Extracted records:
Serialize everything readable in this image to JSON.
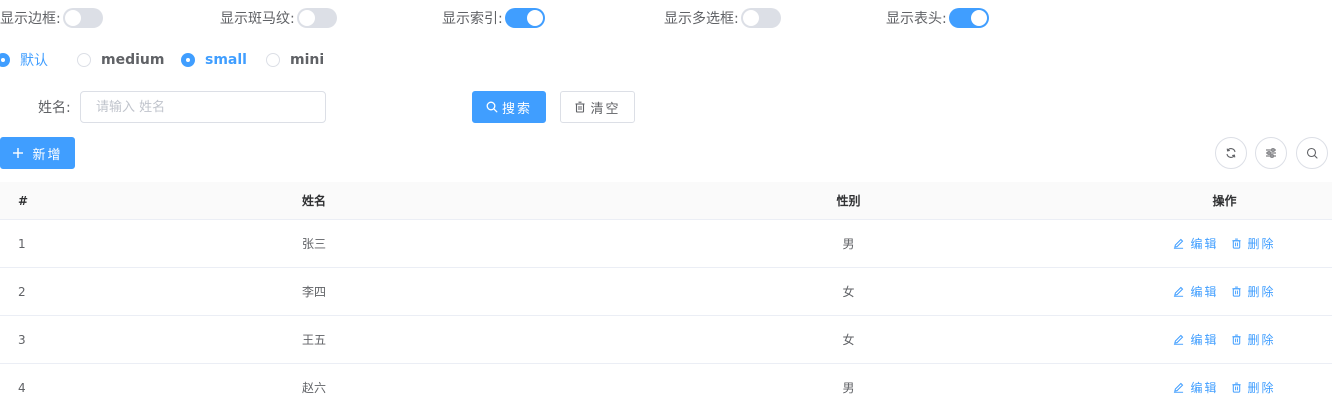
{
  "toggles": [
    {
      "label": "显示边框:",
      "on": false
    },
    {
      "label": "显示斑马纹:",
      "on": false
    },
    {
      "label": "显示索引:",
      "on": true
    },
    {
      "label": "显示多选框:",
      "on": false
    },
    {
      "label": "显示表头:",
      "on": true
    }
  ],
  "sizes": [
    {
      "label": "默认",
      "checked": true
    },
    {
      "label": "medium",
      "checked": false
    },
    {
      "label": "small",
      "checked": true
    },
    {
      "label": "mini",
      "checked": false
    }
  ],
  "search": {
    "name_label": "姓名:",
    "name_placeholder": "请输入 姓名",
    "search_label": "搜索",
    "clear_label": "清空"
  },
  "toolbar": {
    "add_label": "新增"
  },
  "table": {
    "headers": {
      "index": "#",
      "name": "姓名",
      "gender": "性别",
      "actions": "操作"
    },
    "edit_label": "编辑",
    "delete_label": "删除",
    "rows": [
      {
        "index": "1",
        "name": "张三",
        "gender": "男"
      },
      {
        "index": "2",
        "name": "李四",
        "gender": "女"
      },
      {
        "index": "3",
        "name": "王五",
        "gender": "女"
      },
      {
        "index": "4",
        "name": "赵六",
        "gender": "男"
      }
    ]
  },
  "colors": {
    "primary": "#409eff",
    "border": "#dcdfe6",
    "text": "#606266"
  }
}
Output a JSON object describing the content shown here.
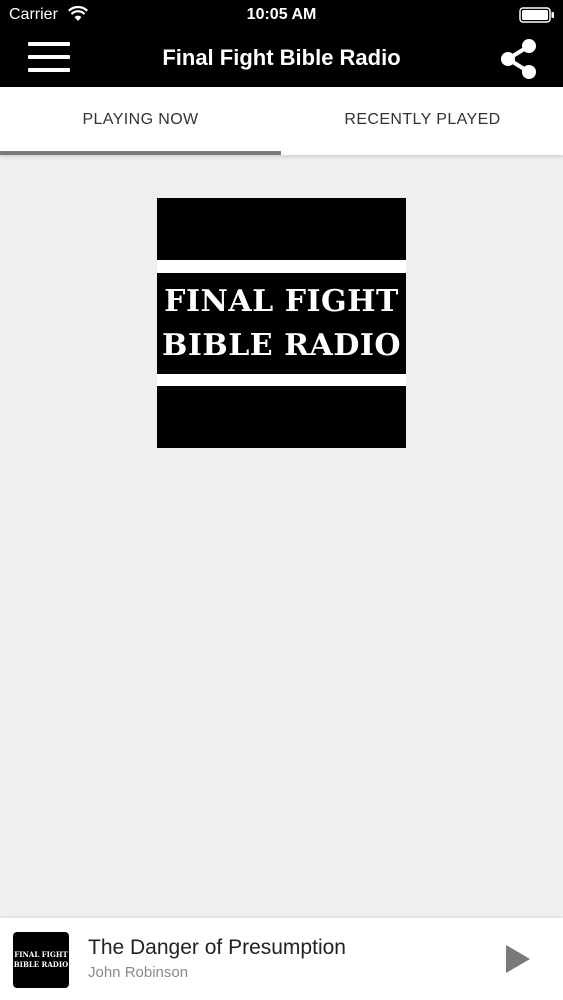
{
  "status_bar": {
    "carrier": "Carrier",
    "time": "10:05 AM"
  },
  "nav": {
    "title": "Final Fight Bible Radio",
    "menu_icon": "hamburger-menu-icon",
    "share_icon": "share-icon"
  },
  "tabs": [
    {
      "label": "PLAYING NOW",
      "active": true
    },
    {
      "label": "RECENTLY PLAYED",
      "active": false
    }
  ],
  "artwork": {
    "line1": "FINAL FIGHT",
    "line2": "BIBLE RADIO"
  },
  "mini_player": {
    "title": "The Danger of Presumption",
    "artist": "John Robinson",
    "art_line1": "FINAL FIGHT",
    "art_line2": "BIBLE RADIO",
    "play_icon": "play-icon"
  },
  "colors": {
    "bar_background": "#000000",
    "content_background": "#efeef1",
    "tab_indicator": "#7a7a7a"
  }
}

◆ **WHAT IS EXPECTED**: Repeat the data exactly, dropping every picture it holds.

◆ **SOLUTION TO THIS EXERCISE**:
Serialize everything readable in this image to JSON.
{
  "toggles": [
    {
      "label": "显示边框:",
      "on": false
    },
    {
      "label": "显示斑马纹:",
      "on": false
    },
    {
      "label": "显示索引:",
      "on": true
    },
    {
      "label": "显示多选框:",
      "on": false
    },
    {
      "label": "显示表头:",
      "on": true
    }
  ],
  "sizes": [
    {
      "label": "默认",
      "checked": true
    },
    {
      "label": "medium",
      "checked": false
    },
    {
      "label": "small",
      "checked": true
    },
    {
      "label": "mini",
      "checked": false
    }
  ],
  "search": {
    "name_label": "姓名:",
    "name_placeholder": "请输入 姓名",
    "search_label": "搜索",
    "clear_label": "清空"
  },
  "toolbar": {
    "add_label": "新增"
  },
  "table": {
    "headers": {
      "index": "#",
      "name": "姓名",
      "gender": "性别",
      "actions": "操作"
    },
    "edit_label": "编辑",
    "delete_label": "删除",
    "rows": [
      {
        "index": "1",
        "name": "张三",
        "gender": "男"
      },
      {
        "index": "2",
        "name": "李四",
        "gender": "女"
      },
      {
        "index": "3",
        "name": "王五",
        "gender": "女"
      },
      {
        "index": "4",
        "name": "赵六",
        "gender": "男"
      }
    ]
  },
  "colors": {
    "primary": "#409eff",
    "border": "#dcdfe6",
    "text": "#606266"
  }
}
Output a JSON object describing the content shown here.
{
  "status_bar": {
    "carrier": "Carrier",
    "time": "10:05 AM"
  },
  "nav": {
    "title": "Final Fight Bible Radio",
    "menu_icon": "hamburger-menu-icon",
    "share_icon": "share-icon"
  },
  "tabs": [
    {
      "label": "PLAYING NOW",
      "active": true
    },
    {
      "label": "RECENTLY PLAYED",
      "active": false
    }
  ],
  "artwork": {
    "line1": "FINAL FIGHT",
    "line2": "BIBLE RADIO"
  },
  "mini_player": {
    "title": "The Danger of Presumption",
    "artist": "John Robinson",
    "art_line1": "FINAL FIGHT",
    "art_line2": "BIBLE RADIO",
    "play_icon": "play-icon"
  },
  "colors": {
    "bar_background": "#000000",
    "content_background": "#efeef1",
    "tab_indicator": "#7a7a7a"
  }
}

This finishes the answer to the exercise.